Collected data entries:
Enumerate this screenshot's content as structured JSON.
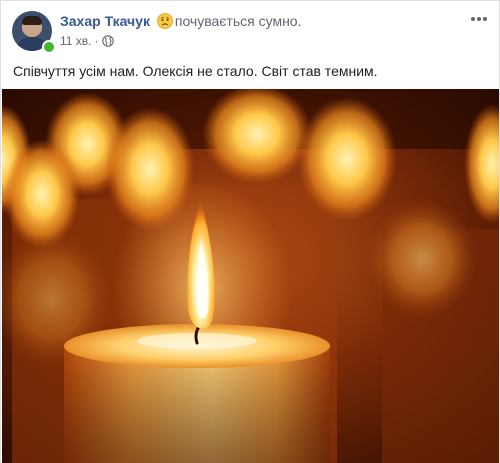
{
  "post": {
    "author": "Захар Ткачук",
    "feeling": "почувається сумно.",
    "feeling_icon": "sad-emoji-icon",
    "timestamp": "11 хв.",
    "separator": "·",
    "privacy_icon": "globe-icon",
    "text": "Співчуття усім нам. Олексія не стало. Світ став темним.",
    "more_icon": "more-options-icon"
  },
  "image": {
    "subject": "candle-photo"
  }
}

Set task: Leave out the pictures and copy the rest of the material above exactly.

Finished answer:
Enumerate this screenshot's content as structured JSON.
{
  "post": {
    "author": "Захар Ткачук",
    "feeling": "почувається сумно.",
    "feeling_icon": "sad-emoji-icon",
    "timestamp": "11 хв.",
    "separator": "·",
    "privacy_icon": "globe-icon",
    "text": "Співчуття усім нам. Олексія не стало. Світ став темним.",
    "more_icon": "more-options-icon"
  },
  "image": {
    "subject": "candle-photo"
  }
}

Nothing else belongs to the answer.